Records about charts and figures
## Start

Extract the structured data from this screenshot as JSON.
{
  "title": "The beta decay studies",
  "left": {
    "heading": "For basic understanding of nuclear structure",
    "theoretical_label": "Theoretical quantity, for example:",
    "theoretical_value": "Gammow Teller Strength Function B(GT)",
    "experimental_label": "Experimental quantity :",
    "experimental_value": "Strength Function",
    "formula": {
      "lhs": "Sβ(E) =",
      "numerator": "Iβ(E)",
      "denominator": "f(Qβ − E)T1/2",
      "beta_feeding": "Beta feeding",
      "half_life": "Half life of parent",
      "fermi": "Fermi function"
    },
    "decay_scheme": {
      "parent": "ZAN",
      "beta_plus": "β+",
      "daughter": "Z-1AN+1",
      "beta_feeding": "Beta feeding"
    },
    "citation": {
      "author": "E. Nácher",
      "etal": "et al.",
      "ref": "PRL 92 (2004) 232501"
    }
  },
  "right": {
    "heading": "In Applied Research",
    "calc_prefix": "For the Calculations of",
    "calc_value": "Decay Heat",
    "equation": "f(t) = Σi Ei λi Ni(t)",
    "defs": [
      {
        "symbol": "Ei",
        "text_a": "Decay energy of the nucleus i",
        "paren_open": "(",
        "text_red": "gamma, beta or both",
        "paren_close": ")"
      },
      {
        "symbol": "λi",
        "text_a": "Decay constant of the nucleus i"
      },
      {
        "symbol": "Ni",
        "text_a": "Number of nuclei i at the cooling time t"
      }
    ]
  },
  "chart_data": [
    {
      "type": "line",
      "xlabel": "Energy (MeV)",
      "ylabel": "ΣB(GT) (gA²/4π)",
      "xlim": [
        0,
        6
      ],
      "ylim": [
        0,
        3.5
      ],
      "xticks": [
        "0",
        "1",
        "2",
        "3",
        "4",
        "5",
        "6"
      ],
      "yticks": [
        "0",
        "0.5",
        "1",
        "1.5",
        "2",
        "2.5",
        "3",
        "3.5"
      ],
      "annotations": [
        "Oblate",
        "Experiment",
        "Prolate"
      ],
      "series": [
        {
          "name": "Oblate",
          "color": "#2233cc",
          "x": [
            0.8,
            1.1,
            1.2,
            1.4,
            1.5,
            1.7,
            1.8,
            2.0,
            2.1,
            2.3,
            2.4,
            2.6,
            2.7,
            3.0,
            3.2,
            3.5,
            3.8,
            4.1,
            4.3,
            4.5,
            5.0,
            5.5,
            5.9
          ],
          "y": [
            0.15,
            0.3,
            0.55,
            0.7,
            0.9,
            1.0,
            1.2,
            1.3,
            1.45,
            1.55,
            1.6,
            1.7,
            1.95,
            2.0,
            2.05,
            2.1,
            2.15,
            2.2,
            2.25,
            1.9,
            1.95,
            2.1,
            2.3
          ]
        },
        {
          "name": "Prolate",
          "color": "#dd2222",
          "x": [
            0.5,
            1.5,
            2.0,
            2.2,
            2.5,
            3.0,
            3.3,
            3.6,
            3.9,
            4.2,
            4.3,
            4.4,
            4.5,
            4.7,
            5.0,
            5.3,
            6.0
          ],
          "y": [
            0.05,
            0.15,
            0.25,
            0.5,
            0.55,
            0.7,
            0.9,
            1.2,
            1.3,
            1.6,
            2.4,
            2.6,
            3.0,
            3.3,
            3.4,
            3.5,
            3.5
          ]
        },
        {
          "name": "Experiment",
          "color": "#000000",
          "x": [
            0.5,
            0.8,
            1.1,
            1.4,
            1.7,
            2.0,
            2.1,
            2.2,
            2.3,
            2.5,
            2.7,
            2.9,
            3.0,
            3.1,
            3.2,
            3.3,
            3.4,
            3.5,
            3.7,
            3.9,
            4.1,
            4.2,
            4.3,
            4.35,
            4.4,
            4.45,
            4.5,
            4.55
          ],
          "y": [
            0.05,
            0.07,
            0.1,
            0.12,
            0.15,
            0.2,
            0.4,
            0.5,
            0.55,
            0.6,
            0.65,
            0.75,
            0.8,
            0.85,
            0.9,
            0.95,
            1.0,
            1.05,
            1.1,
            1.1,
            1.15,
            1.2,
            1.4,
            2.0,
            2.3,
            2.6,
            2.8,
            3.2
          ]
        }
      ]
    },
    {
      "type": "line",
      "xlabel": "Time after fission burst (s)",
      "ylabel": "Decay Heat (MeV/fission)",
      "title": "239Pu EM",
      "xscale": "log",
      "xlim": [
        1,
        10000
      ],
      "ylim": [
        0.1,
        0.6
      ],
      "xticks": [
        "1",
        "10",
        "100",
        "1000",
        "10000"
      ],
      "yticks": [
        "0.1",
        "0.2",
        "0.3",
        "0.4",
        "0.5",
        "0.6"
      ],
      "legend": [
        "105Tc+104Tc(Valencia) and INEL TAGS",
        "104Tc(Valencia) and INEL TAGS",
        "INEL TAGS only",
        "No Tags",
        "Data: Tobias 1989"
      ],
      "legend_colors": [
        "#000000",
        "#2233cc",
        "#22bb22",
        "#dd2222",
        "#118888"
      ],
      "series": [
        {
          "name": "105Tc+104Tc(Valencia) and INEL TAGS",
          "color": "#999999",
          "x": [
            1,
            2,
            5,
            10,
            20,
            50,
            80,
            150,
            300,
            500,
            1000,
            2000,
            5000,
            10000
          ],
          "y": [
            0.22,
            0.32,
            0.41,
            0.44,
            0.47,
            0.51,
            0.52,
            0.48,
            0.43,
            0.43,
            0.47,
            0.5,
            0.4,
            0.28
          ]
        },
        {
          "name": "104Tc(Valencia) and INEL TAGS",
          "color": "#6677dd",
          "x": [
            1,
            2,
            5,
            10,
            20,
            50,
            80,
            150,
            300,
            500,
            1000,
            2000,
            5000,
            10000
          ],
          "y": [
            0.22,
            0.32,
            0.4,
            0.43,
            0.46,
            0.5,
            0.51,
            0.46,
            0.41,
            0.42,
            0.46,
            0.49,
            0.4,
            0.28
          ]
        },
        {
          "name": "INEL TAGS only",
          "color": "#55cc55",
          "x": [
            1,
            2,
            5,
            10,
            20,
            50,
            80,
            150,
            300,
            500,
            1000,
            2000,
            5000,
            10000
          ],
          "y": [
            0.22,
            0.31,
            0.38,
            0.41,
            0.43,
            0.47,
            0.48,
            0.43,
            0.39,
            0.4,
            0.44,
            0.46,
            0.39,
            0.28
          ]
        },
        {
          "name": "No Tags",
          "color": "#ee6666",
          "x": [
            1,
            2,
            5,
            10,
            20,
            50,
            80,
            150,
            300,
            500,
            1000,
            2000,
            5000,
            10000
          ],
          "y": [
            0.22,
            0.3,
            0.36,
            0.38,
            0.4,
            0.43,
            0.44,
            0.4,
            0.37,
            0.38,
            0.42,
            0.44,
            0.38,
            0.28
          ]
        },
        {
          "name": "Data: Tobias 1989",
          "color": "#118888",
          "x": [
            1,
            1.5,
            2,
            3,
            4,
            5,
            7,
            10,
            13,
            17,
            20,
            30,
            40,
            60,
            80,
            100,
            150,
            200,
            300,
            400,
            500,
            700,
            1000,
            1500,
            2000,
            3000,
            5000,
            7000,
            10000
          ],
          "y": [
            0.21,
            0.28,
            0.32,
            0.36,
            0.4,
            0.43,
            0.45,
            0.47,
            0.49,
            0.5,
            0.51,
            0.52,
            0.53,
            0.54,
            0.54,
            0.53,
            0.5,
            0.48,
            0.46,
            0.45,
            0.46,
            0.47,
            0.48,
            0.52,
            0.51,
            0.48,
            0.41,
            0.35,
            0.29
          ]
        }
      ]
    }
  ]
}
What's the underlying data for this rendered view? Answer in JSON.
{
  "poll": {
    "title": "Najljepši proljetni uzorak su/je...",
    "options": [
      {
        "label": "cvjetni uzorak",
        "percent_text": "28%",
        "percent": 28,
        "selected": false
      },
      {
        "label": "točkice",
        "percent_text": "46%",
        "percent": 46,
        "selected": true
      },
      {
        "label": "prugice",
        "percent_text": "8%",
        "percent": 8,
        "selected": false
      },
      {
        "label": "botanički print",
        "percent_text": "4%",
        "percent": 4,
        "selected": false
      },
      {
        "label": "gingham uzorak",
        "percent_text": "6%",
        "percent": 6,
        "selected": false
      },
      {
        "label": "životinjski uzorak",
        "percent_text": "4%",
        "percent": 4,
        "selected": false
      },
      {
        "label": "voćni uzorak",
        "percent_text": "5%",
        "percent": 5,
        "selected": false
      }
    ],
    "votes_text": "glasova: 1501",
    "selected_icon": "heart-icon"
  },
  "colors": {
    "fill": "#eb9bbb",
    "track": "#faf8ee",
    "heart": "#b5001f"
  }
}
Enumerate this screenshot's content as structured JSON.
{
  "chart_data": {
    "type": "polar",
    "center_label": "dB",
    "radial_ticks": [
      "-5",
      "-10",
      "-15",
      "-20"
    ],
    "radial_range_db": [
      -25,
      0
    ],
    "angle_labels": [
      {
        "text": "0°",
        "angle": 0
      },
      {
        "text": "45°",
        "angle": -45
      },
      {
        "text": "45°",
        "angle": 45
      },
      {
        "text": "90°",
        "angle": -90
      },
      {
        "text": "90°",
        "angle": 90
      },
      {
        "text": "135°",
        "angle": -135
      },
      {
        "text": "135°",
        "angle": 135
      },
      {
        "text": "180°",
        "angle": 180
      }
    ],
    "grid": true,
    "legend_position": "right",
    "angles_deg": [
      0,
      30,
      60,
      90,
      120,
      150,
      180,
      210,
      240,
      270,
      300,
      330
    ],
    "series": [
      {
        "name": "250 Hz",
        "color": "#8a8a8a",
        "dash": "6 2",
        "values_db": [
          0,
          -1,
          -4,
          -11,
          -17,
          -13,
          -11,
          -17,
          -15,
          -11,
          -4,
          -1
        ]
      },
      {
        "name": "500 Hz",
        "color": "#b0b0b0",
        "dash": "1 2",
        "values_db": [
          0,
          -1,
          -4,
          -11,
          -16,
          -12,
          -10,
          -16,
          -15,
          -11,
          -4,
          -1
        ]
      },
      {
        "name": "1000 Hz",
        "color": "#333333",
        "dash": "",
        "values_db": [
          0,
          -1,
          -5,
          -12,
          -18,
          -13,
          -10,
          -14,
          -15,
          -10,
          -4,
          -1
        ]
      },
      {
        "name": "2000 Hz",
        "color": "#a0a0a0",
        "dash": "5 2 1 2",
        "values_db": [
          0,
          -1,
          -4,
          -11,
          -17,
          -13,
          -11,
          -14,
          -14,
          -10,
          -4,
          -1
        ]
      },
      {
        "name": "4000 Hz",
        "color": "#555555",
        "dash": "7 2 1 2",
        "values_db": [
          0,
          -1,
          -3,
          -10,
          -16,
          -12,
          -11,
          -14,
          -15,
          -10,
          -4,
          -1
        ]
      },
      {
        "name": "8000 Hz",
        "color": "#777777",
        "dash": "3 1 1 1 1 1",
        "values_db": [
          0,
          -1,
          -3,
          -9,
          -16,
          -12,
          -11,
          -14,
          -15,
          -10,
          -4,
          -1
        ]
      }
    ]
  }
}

## End

Problem requirements —
Above are the records. Copy every line in them holding "xlabel".

Output of the task —
      "xlabel": "Energy (MeV)",
      "xlabel": "Time after fission burst (s)",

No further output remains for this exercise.